__Job A__:
According to the Yevgeny Zamyatin biography, what did he do with the gold medal he received at his high school graduation?
__Job B__:
Translate this sentence from the Yevgeny Zamyatin biography into Spanish: "Attending high school in the city of Voronezh, Zamyatin excelled in English but did poorly in math classes."
__Job C__:
Pick up the Yevgeny Zamyatin biography after its final sentence and carry it forward.

__Selected excerpt__:
Zamyatin, Yevgeny

views updated May 14 2018

Yevgeny Zamyatin

Russian writer Yevgeny Zamyatin (1884–1937) was the creator of the novel We (1920), a science fiction satire on totalitarianism that was both notable and extremely influential. He also wrote shorter fiction, mostly satirical, that remains less well known but has much to offer students of the early Soviet period of Russian literature.

The first book banned in the young Soviet Union, We was not published in Russian in a complete version until 1952, and was not officially approved until the perestroika era of cultural openness that preceded the fall of Communism. It circulated in manuscript, however, and was well known to a variety of Russian writers. The novel's greatest influence was visible abroad; it was admired by English novelist George Orwell and was a key predecessor to 1984. The extent of its influence on another major work of futurism, Aldous Huxley's Brave New World, has been debated; Huxley denied that he had read the book, but Orwell and others identified strong similarities between Huxley's and Zamyatin's novels, and the central plot device of a romance that arises in the midst of a completely centralized and mechanized society is common to the two books.

Born in Small Town

Zamyatin was a native of Lebedian, Russia, a small town about two hundred miles south of Moscow. He was born early in 1884; the conflicting dates of January 20 and February 1 that appear in literary sources may result from the conflicting calendrical systems in force in Russia at the time. Zamyatin's father was a Russian Orthodox priest and a school principal, but the atmosphere of the small town, despite his mother's love for literature and classical music, was not intellectual. Zamyatin retreated into a world of books; he loved Dostoyevsky and later wrote of being "initiated into this mysterious thing, letters" (as quoted on the website Yevgeny Ivenovitch Zamyatin: The Russian Revolutionary Romantic Distopian Writer). Attending high school in the city of Voronezh, Zamyatin excelled in English but did poorly in math classes. With typical perversity, he decided to become an engineer. Honored with a gold medal at his high school graduation, he pawned the medal shortly afterward.

Zamyatin studied naval engineering at the St. Petersburg Polytechnic Institute from 1902 to 1908, and he made a living until the time of the Russian Revolution mostly in that field. He had begun to write when he was very young, however, and continued to do so despite the warnings of teachers who tried to alert him to the dangers of antagonizing the czarist secret police. Not heeding these warnings, Zamyatin joined the revolutionary Communist Bolshevik party. He took advantage of a summer job on a ship to make his way to Odessa, where he joined city residents in backing the mutiny of the crew of the battleship Potemkin in rebellion against being given maggot-infested food to eat. Zamyatin participated in the abortive leftist rebellion of 1905, and was arrested, beaten and held for several months in solitary confinement. That experience was reflected in Zamyatin's first published story, Odin (Alone), which appeared in 1908.

__Information supplied__:
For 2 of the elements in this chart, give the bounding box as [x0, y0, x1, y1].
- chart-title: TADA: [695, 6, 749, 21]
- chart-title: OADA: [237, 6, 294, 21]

__Written reply A__:
He pawned it shortly afterward.

__Written reply B__:
Mientras asistía a la escuela secundaria en la ciudad de Vorónezh, Zamiatin sobresalió en inglés, pero tuvo un mal desempeño en las clases de matemáticas.

__Written reply C__:
Although Zamyatin was officially told to stay clear of St. Petersburg, the secret police made a clerical error that allowed him to slip back into engineering classes, stay under the radar, graduate from the Polytechnic Institute and even teach there for several years. He continued writing fiction and published several technical articles. In 1911 the police realized their error, arrested him again, and sentenced him to internal exile in the provincial city of Lakhta. Zamyatin made good use of the time by writing a set of short stories, Uezdnoye (District Tales), that satirized small-town Russian life. Two years later, having served his time, he was officially rehabilitated. He promptly antagonized authorities once again with Na kulichkakh (A Godforsaken Hole), a story that depicted a group of drunk, intolerant Russian soldiers in Vladivostok. The journal that published the story was seized by police.

In 1916 Zamyatin traveled to England on a long-term engineering assignment: he was to oversee the construction of Russian icebreakers that had been commissioned from a Newcastle shipyard. Zamyatin, who spoke only broken English, did not feel at ease in Britain and filled his notebooks with jaundiced observations. His satirical eye was busily at work, however, and while he was there he wrote two short comic novellas about life in England, Ostrovitiane (The Islanders) and Lovets cheloveka (The Fisher of Men). These books (later published together in English under the title The Islanders) delved only superficially into English life but showed Zamyatin's fantastic humor developing to a new level. In The Islanders he imagines a bill introduced in the English Parliament that would make all noses the same length. Zamyatin took to wearing tweed suits, and England made enough of an impact on him that his Russian friends dubbed him "the Englishman" after he returned home.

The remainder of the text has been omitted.